Work to complete ▸ Return all of the data exactly as given.

++++

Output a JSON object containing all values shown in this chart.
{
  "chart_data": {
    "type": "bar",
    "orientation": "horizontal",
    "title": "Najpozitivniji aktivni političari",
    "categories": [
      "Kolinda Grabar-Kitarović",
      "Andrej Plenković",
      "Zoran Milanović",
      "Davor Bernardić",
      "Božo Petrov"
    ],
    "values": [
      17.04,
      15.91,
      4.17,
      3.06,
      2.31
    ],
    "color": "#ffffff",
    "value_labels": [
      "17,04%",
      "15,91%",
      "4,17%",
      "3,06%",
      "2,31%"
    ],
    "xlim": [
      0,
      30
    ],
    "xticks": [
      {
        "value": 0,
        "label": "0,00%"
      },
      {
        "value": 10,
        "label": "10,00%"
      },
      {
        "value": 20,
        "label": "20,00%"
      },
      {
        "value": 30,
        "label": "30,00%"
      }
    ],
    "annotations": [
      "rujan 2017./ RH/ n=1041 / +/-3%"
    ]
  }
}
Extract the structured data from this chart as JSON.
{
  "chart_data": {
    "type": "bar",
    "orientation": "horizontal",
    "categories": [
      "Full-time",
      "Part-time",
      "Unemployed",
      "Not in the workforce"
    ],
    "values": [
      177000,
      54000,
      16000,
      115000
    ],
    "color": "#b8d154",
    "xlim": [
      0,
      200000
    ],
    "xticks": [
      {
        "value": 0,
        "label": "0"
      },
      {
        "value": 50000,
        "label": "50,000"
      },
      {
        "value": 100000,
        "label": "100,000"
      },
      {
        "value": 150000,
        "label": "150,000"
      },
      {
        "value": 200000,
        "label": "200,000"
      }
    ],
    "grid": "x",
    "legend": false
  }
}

++++

Full output ▸
Output a JSON object containing all values shown in this chart.
{
  "chart_data": {
    "type": "bar",
    "orientation": "horizontal",
    "title": "Najpozitivniji aktivni političari",
    "categories": [
      "Kolinda Grabar-Kitarović",
      "Andrej Plenković",
      "Zoran Milanović",
      "Davor Bernardić",
      "Božo Petrov"
    ],
    "values": [
      17.04,
      15.91,
      4.17,
      3.06,
      2.31
    ],
    "color": "#ffffff",
    "value_labels": [
      "17,04%",
      "15,91%",
      "4,17%",
      "3,06%",
      "2,31%"
    ],
    "xlim": [
      0,
      30
    ],
    "xticks": [
      {
        "value": 0,
        "label": "0,00%"
      },
      {
        "value": 10,
        "label": "10,00%"
      },
      {
        "value": 20,
        "label": "20,00%"
      },
      {
        "value": 30,
        "label": "30,00%"
      }
    ],
    "annotations": [
      "rujan 2017./ RH/ n=1041 / +/-3%"
    ]
  }
}
Extract the structured data from this chart as JSON.
{
  "chart_data": {
    "type": "bar",
    "orientation": "horizontal",
    "categories": [
      "Full-time",
      "Part-time",
      "Unemployed",
      "Not in the workforce"
    ],
    "values": [
      177000,
      54000,
      16000,
      115000
    ],
    "color": "#b8d154",
    "xlim": [
      0,
      200000
    ],
    "xticks": [
      {
        "value": 0,
        "label": "0"
      },
      {
        "value": 50000,
        "label": "50,000"
      },
      {
        "value": 100000,
        "label": "100,000"
      },
      {
        "value": 150000,
        "label": "150,000"
      },
      {
        "value": 200000,
        "label": "200,000"
      }
    ],
    "grid": "x",
    "legend": false
  }
}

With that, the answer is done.